> **TASK REQUIREMENTS**
Set the listing down again exactly, please, apart from its pictures.
** Begin DATA RECORDS **
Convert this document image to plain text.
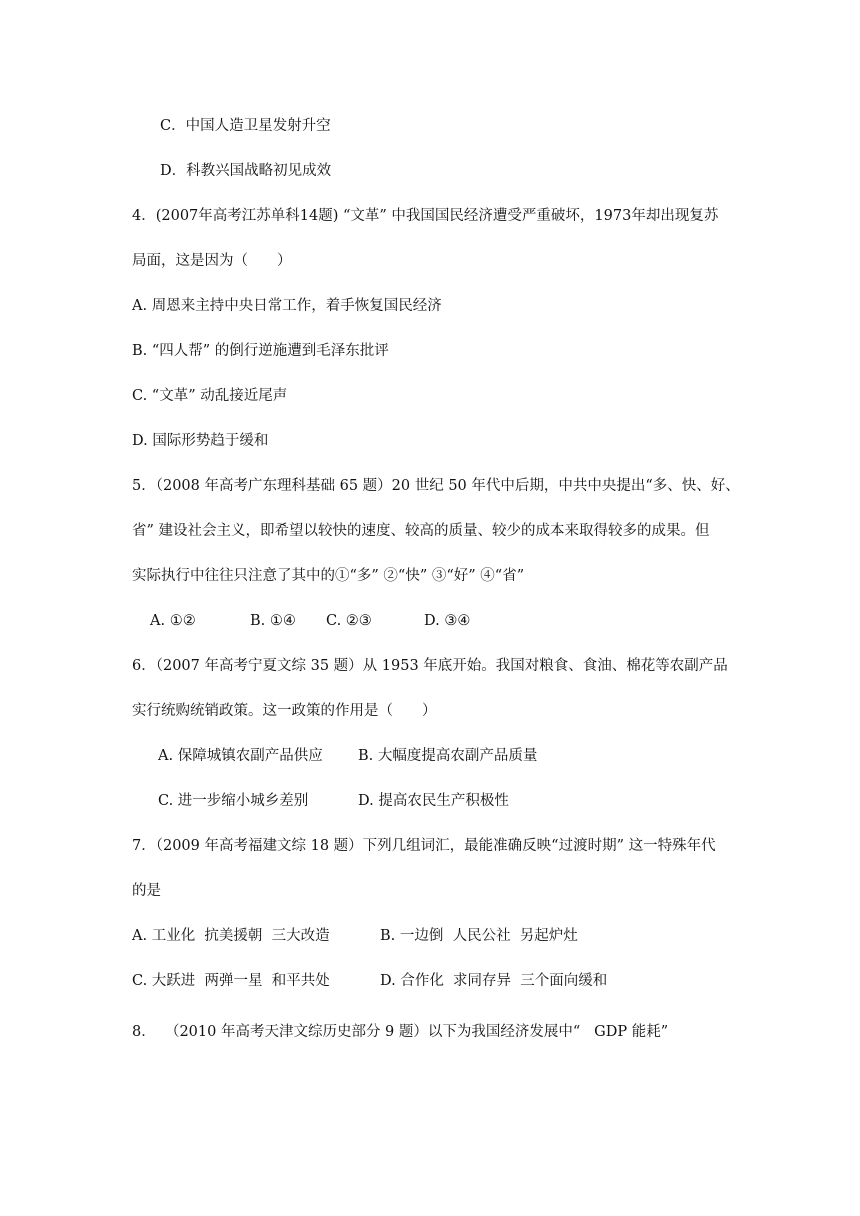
C．中国人造卫星发射升空
D．科教兴国战略初见成效
4．(2007年高考江苏单科14题) “文革” 中我国国民经济遭受严重破坏，1973年却出现复苏
局面，这是因为（　　）
A. 周恩来主持中央日常工作，着手恢复国民经济
B. “四人帮” 的倒行逆施遭到毛泽东批评
C. “文革” 动乱接近尾声
D. 国际形势趋于缓和
5．（2008 年高考广东理科基础 65 题）20 世纪 50 年代中后期，中共中央提出“多、快、好、
省” 建设社会主义，即希望以较快的速度、较高的质量、较少的成本来取得较多的成果。但
实际执行中往往只注意了其中的①“多” ②“快” ③“好” ④“省”
A. ①②	B. ①④ C. ②③	D. ③④
6．（2007 年高考宁夏文综 35 题）从 1953 年底开始。我国对粮食、食油、棉花等农副产品
实行统购统销政策。这一政策的作用是（　　）
A. 保障城镇农副产品供应 B. 大幅度提高农副产品质量
C. 进一步缩小城乡差别	D. 提高农民生产积极性
7．（2009 年高考福建文综 18 题）下列几组词汇，最能准确反映“过渡时期” 这一特殊年代
的是
A. 工业化  抗美援朝  三大改造	B. 一边倒  人民公社  另起炉灶
C. 大跃进  两弹一星  和平共处	D. 合作化  求同存异  三个面向缓和
8．  （2010 年高考天津文综历史部分 9 题）以下为我国经济发展中“   GDP 能耗”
** End DATA RECORDS **
> **RESULT OF THE TASK**
Convert this document image to plain text.
C．中国人造卫星发射升空
D．科教兴国战略初见成效
4．(2007年高考江苏单科14题) “文革” 中我国国民经济遭受严重破坏，1973年却出现复苏
局面，这是因为（　　）
A. 周恩来主持中央日常工作，着手恢复国民经济
B. “四人帮” 的倒行逆施遭到毛泽东批评
C. “文革” 动乱接近尾声
D. 国际形势趋于缓和
5．（2008 年高考广东理科基础 65 题）20 世纪 50 年代中后期，中共中央提出“多、快、好、
省” 建设社会主义，即希望以较快的速度、较高的质量、较少的成本来取得较多的成果。但
实际执行中往往只注意了其中的①“多” ②“快” ③“好” ④“省”
A. ①②	B. ①④ C. ②③	D. ③④
6．（2007 年高考宁夏文综 35 题）从 1953 年底开始。我国对粮食、食油、棉花等农副产品
实行统购统销政策。这一政策的作用是（　　）
A. 保障城镇农副产品供应 B. 大幅度提高农副产品质量
C. 进一步缩小城乡差别	D. 提高农民生产积极性
7．（2009 年高考福建文综 18 题）下列几组词汇，最能准确反映“过渡时期” 这一特殊年代
的是
A. 工业化  抗美援朝  三大改造	B. 一边倒  人民公社  另起炉灶
C. 大跃进  两弹一星  和平共处	D. 合作化  求同存异  三个面向缓和
8．  （2010 年高考天津文综历史部分 9 题）以下为我国经济发展中“   GDP 能耗”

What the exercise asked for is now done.